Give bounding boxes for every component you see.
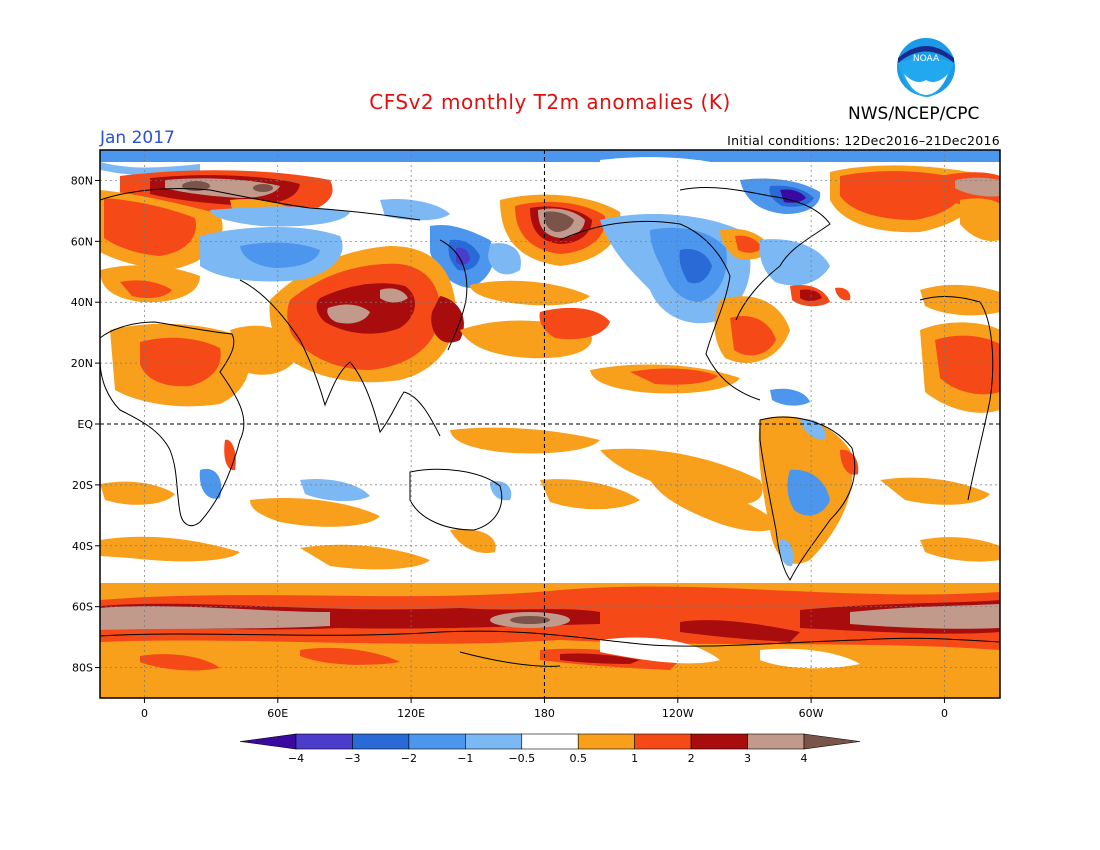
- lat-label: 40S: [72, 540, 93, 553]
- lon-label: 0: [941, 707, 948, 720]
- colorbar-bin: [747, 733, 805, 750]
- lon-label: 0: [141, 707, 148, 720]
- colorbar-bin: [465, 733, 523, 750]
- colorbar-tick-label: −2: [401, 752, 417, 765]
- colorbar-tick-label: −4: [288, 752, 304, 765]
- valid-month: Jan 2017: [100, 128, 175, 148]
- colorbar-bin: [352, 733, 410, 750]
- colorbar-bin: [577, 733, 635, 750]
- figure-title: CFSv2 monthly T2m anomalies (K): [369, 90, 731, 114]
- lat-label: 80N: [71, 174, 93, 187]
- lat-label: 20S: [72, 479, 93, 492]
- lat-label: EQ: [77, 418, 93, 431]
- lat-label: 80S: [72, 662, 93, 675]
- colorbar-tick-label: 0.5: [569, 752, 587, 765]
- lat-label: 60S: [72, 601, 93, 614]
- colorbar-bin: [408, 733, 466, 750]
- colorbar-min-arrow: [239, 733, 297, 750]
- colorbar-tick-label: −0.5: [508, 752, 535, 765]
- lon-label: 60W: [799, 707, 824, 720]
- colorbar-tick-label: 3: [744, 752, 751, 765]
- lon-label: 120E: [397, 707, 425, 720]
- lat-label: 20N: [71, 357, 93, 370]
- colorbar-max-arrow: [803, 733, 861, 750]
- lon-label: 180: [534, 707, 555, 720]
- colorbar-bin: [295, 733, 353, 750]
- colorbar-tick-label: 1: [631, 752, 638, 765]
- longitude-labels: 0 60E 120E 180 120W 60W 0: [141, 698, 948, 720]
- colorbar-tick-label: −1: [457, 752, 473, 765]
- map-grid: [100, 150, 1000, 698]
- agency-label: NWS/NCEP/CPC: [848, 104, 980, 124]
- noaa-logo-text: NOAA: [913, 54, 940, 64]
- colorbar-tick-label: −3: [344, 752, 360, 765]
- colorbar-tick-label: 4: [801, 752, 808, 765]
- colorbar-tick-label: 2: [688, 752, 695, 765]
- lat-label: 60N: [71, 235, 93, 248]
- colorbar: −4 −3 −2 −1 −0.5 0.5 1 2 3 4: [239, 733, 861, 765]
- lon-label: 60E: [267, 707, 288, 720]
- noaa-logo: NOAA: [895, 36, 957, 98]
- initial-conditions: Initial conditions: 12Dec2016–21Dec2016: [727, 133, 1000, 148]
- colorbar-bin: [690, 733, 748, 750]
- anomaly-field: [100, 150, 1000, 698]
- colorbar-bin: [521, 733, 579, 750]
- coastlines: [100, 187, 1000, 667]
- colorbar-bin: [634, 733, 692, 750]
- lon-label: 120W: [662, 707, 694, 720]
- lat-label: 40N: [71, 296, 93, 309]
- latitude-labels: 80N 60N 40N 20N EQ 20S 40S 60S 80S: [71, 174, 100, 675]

_ _ _ _ _

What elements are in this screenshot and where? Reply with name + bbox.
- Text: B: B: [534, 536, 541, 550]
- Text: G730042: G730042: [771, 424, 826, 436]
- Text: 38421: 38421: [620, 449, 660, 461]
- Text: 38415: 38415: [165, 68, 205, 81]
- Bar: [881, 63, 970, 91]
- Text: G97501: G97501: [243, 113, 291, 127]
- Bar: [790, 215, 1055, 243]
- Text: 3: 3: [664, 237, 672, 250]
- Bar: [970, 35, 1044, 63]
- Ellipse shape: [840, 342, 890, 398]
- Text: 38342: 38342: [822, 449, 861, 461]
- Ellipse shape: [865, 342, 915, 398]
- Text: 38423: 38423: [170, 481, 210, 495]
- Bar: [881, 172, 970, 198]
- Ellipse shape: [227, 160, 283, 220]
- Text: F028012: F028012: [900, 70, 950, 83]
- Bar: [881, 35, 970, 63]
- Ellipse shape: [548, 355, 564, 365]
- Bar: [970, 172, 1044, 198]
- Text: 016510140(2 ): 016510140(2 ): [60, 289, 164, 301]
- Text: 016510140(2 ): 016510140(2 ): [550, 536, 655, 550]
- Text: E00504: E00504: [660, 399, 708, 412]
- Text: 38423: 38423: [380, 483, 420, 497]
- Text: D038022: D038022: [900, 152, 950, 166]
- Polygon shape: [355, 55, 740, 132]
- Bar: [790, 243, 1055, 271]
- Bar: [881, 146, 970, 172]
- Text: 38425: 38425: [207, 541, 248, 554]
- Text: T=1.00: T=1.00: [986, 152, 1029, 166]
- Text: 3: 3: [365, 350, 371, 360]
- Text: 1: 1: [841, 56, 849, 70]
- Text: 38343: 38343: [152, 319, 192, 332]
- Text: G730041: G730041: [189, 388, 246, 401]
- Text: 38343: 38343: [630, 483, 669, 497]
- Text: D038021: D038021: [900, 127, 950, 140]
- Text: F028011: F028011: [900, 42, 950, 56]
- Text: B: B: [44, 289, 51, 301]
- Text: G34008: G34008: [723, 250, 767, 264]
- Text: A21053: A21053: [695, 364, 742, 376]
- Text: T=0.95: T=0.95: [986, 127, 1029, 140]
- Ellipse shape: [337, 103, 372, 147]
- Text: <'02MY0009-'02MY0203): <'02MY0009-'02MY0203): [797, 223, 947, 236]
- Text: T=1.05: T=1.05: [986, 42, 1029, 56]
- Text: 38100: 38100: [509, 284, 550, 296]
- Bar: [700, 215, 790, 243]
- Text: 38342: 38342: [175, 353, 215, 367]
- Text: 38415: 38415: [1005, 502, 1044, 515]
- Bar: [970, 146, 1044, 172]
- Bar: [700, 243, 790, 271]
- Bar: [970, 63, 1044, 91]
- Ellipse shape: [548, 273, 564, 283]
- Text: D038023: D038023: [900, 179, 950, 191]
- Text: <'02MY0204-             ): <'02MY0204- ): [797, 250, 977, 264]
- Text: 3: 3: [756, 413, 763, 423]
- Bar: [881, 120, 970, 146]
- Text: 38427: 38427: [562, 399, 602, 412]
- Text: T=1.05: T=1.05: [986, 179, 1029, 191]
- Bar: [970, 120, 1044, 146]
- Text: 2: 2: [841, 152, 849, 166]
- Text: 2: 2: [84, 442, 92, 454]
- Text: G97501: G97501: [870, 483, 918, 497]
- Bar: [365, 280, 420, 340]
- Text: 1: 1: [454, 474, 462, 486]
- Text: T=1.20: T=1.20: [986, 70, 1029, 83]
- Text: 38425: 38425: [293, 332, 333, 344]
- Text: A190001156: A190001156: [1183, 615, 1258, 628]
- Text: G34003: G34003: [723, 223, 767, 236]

_ _ _ _ _

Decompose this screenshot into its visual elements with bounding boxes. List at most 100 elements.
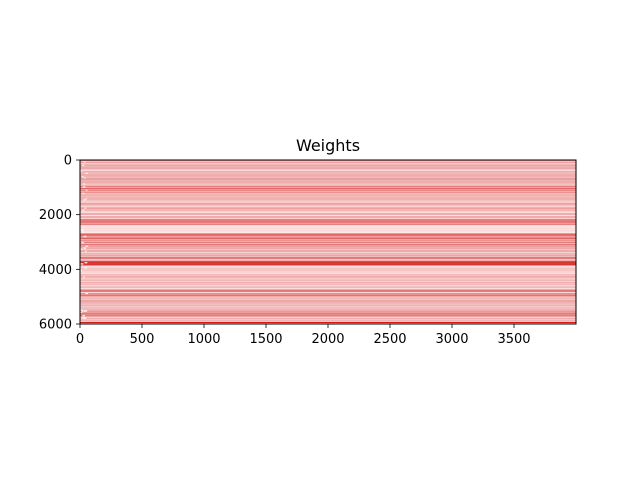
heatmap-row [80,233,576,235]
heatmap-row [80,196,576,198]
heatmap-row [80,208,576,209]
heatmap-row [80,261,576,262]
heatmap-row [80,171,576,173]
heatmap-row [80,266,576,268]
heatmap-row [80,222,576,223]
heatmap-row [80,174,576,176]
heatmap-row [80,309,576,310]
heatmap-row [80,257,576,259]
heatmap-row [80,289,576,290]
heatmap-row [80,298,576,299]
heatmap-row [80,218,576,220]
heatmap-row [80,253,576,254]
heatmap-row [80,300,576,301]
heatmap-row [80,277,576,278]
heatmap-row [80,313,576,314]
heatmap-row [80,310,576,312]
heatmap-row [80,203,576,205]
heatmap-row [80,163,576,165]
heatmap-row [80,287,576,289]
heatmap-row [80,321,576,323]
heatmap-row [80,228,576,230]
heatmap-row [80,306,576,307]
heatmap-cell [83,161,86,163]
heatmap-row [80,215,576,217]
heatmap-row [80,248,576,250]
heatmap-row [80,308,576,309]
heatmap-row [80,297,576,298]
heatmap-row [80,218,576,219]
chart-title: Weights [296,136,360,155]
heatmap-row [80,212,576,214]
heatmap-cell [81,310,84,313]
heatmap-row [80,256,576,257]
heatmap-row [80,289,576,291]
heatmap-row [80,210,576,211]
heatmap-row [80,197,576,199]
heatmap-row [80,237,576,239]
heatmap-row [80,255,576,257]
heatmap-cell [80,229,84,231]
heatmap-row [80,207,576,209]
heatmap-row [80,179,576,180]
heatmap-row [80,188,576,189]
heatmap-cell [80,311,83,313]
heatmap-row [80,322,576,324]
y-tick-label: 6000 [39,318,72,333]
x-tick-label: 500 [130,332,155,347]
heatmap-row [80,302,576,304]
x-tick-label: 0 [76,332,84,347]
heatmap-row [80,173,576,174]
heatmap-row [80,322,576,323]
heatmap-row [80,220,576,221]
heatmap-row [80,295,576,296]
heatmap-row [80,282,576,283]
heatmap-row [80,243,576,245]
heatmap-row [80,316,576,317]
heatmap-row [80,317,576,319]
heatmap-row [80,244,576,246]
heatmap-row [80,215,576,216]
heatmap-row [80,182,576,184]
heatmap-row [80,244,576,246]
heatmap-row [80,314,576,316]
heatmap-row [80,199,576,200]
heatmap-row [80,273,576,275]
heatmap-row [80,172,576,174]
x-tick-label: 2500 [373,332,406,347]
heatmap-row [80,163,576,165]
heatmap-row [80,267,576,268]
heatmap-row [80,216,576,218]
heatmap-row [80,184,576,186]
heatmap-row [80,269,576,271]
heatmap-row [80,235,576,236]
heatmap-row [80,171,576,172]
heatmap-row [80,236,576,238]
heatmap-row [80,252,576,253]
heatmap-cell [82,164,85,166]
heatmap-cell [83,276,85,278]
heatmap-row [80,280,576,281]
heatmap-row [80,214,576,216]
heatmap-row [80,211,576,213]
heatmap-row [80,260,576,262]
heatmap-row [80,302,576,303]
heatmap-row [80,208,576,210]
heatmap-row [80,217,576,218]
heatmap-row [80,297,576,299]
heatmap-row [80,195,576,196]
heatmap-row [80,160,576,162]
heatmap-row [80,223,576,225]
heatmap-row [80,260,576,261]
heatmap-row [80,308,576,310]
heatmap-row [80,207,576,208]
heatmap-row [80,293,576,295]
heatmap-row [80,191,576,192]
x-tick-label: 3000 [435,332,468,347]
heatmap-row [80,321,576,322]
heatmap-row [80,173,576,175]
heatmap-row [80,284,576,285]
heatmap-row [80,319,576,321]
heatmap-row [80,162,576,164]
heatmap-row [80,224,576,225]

_ _ _ _ _

■ Faça isto
Reproduza as linhas, começando pela que contém "- lat-label: 40S: [72, 540, 93, 553]" e indo até a que contém "- colorbar-tick-label: 3: [744, 752, 751, 765]", e troque "Jan 2017" por "Feb 2017" sem alterar mais nada.

■ Resolução da tarefa
- lat-label: 40S: [72, 540, 93, 553]
- lon-label: 0: [941, 707, 948, 720]
- colorbar-bin: [747, 733, 805, 750]
- lon-label: 0: [141, 707, 148, 720]
- colorbar-bin: [465, 733, 523, 750]
- colorbar-tick-label: −2: [401, 752, 417, 765]
- colorbar-tick-label: −4: [288, 752, 304, 765]
- valid-month: Feb 2017: [100, 128, 175, 148]
- colorbar-bin: [352, 733, 410, 750]
- colorbar-bin: [577, 733, 635, 750]
- figure-title: CFSv2 monthly T2m anomalies (K): [369, 90, 731, 114]
- lat-label: 80N: [71, 174, 93, 187]
- lat-label: 20S: [72, 479, 93, 492]
- lat-label: EQ: [77, 418, 93, 431]
- lat-label: 80S: [72, 662, 93, 675]
- colorbar-tick-label: 0.5: [569, 752, 587, 765]
- lat-label: 60S: [72, 601, 93, 614]
- colorbar-bin: [408, 733, 466, 750]
- colorbar-min-arrow: [239, 733, 297, 750]
- colorbar-tick-label: −0.5: [508, 752, 535, 765]
- lon-label: 60W: [799, 707, 824, 720]
- colorbar-tick-label: 3: [744, 752, 751, 765]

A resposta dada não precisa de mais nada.